→ **What the task asks**
Gather the lines below that include the string "pangan", copying each in full.

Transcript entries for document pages
------------------------------------------------

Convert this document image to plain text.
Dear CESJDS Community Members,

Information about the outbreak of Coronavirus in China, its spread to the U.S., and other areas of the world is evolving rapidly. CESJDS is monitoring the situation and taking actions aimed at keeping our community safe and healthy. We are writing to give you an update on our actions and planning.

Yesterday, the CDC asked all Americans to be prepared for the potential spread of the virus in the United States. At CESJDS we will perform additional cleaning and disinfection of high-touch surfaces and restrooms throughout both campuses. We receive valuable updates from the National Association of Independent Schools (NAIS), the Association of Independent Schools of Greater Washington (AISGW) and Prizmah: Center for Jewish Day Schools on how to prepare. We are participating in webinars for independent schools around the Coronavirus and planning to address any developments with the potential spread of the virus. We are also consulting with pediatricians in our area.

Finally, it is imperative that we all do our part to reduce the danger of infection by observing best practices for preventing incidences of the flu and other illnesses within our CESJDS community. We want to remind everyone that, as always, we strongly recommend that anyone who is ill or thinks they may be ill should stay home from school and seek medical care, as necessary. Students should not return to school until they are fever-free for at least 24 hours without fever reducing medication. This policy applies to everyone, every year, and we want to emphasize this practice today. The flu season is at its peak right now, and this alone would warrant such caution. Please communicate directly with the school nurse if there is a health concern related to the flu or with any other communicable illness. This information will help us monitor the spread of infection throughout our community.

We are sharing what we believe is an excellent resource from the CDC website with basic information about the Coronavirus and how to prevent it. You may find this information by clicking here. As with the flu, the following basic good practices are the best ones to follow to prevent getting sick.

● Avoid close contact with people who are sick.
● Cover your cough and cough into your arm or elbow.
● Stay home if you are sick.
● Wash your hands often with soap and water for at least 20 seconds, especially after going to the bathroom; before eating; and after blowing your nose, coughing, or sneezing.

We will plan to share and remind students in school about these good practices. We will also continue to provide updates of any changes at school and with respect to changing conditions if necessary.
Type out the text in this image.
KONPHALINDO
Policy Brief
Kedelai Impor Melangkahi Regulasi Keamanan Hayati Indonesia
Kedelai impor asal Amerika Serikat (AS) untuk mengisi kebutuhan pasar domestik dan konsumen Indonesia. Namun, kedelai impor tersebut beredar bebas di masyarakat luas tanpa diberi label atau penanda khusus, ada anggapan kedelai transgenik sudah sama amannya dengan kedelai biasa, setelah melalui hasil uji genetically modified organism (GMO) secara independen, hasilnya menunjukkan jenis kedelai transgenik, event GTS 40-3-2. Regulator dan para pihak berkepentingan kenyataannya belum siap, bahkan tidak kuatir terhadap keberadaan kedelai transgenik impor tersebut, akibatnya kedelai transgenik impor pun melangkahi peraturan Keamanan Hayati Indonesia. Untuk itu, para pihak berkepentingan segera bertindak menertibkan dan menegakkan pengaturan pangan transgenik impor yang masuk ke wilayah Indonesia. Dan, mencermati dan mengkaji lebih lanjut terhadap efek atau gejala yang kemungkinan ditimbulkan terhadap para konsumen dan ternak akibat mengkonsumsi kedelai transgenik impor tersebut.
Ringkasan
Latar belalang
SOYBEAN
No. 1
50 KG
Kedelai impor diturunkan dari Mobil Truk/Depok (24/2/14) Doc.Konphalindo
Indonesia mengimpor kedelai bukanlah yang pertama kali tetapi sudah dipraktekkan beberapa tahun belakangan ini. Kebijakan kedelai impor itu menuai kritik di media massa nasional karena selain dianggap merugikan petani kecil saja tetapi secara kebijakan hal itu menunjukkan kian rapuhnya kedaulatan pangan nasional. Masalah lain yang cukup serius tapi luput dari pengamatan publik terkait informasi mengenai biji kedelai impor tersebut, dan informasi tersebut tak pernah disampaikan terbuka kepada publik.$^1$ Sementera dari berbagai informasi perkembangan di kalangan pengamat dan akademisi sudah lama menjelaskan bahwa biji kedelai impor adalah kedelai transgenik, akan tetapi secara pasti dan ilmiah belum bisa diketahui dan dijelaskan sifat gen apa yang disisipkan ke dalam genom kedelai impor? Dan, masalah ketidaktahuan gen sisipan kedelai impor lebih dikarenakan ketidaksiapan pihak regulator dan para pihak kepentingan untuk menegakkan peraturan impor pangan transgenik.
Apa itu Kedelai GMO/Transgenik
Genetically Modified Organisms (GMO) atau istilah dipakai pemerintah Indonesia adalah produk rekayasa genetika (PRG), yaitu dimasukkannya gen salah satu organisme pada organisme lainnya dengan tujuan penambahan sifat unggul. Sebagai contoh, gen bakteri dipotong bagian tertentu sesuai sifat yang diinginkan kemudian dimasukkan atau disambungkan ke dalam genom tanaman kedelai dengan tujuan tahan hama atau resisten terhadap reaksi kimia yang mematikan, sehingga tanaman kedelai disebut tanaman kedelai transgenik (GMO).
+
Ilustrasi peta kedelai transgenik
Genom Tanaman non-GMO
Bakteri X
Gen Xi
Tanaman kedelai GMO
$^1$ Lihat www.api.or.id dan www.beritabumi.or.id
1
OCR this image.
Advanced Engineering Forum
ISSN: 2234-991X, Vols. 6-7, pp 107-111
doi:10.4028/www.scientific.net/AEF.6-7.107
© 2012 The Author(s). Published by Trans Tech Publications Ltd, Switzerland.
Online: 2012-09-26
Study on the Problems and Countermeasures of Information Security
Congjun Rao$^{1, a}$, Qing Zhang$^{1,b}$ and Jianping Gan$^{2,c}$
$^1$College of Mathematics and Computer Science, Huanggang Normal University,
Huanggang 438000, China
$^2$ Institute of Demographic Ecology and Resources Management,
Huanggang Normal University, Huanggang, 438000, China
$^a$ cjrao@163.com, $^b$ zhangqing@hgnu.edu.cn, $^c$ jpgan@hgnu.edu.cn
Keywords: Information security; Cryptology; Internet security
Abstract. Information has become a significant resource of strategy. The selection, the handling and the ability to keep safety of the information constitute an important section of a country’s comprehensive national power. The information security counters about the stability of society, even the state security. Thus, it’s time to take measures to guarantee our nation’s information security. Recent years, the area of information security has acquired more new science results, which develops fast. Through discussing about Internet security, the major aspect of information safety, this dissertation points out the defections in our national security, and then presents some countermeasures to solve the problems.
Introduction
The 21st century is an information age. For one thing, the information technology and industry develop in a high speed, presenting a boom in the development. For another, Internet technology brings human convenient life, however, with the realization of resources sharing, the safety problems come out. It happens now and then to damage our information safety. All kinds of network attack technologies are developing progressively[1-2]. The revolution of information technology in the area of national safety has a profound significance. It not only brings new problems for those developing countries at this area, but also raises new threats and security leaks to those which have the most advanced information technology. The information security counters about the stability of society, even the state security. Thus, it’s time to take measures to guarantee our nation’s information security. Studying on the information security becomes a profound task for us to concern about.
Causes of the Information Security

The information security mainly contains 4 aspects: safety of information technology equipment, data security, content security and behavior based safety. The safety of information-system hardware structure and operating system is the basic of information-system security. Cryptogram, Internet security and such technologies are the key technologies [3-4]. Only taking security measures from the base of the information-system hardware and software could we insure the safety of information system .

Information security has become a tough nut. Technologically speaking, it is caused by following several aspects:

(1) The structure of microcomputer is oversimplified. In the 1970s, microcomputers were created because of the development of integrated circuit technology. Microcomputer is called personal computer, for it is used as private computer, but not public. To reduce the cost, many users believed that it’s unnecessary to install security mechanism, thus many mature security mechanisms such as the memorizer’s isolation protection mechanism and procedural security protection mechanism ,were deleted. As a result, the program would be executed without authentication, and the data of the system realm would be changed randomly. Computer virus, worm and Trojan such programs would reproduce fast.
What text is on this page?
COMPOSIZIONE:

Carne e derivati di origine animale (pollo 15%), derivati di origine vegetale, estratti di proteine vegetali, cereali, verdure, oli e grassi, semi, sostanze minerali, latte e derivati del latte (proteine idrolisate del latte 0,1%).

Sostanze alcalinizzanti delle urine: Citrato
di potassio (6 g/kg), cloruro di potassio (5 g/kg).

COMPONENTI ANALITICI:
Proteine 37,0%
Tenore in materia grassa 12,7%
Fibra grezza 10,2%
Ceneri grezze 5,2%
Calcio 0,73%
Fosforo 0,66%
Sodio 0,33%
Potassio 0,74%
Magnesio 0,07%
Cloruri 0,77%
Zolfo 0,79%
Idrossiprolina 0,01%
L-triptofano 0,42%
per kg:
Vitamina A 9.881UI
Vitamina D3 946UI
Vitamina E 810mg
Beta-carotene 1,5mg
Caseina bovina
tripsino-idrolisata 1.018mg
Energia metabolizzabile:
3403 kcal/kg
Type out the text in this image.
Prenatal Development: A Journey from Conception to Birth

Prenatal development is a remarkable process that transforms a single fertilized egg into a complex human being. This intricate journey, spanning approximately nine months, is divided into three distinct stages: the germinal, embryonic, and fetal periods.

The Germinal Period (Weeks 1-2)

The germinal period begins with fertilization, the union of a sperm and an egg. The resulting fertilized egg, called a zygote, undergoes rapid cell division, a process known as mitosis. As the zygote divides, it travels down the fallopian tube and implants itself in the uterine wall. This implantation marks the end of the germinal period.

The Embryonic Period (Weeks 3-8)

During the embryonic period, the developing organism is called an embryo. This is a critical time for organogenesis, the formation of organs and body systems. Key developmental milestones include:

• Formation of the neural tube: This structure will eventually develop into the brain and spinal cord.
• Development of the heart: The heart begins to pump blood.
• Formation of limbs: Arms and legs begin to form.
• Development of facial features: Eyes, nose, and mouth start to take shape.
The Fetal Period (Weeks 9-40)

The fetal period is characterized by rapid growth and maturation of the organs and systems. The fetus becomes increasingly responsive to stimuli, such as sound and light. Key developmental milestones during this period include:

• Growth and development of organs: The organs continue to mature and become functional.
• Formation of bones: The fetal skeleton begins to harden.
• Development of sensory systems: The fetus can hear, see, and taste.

------------------------------------------------

→ **Result**
Kedelai impor asal Amerika Serikat (AS) untuk mengisi kebutuhan pasar domestik dan konsumen Indonesia. Namun, kedelai impor tersebut beredar bebas di masyarakat luas tanpa diberi label atau penanda khusus, ada anggapan kedelai transgenik sudah sama amannya dengan kedelai biasa, setelah melalui hasil uji genetically modified organism (GMO) secara independen, hasilnya menunjukkan jenis kedelai transgenik, event GTS 40-3-2. Regulator dan para pihak berkepentingan kenyataannya belum siap, bahkan tidak kuatir terhadap keberadaan kedelai transgenik impor tersebut, akibatnya kedelai transgenik impor pun melangkahi peraturan Keamanan Hayati Indonesia. Untuk itu, para pihak berkepentingan segera bertindak menertibkan dan menegakkan pengaturan pangan transgenik impor yang masuk ke wilayah Indonesia. Dan, mencermati dan mengkaji lebih lanjut terhadap efek atau gejala yang kemungkinan ditimbulkan terhadap para konsumen dan ternak akibat mengkonsumsi kedelai transgenik impor tersebut.
Indonesia mengimpor kedelai bukanlah yang pertama kali tetapi sudah dipraktekkan beberapa tahun belakangan ini. Kebijakan kedelai impor itu menuai kritik di media massa nasional karena selain dianggap merugikan petani kecil saja tetapi secara kebijakan hal itu menunjukkan kian rapuhnya kedaulatan pangan nasional. Masalah lain yang cukup serius tapi luput dari pengamatan publik terkait informasi mengenai biji kedelai impor tersebut, dan informasi tersebut tak pernah disampaikan terbuka kepada publik.$^1$ Sementera dari berbagai informasi perkembangan di kalangan pengamat dan akademisi sudah lama menjelaskan bahwa biji kedelai impor adalah kedelai transgenik, akan tetapi secara pasti dan ilmiah belum bisa diketahui dan dijelaskan sifat gen apa yang disisipkan ke dalam genom kedelai impor? Dan, masalah ketidaktahuan gen sisipan kedelai impor lebih dikarenakan ketidaksiapan pihak regulator dan para pihak kepentingan untuk menegakkan peraturan impor pangan transgenik.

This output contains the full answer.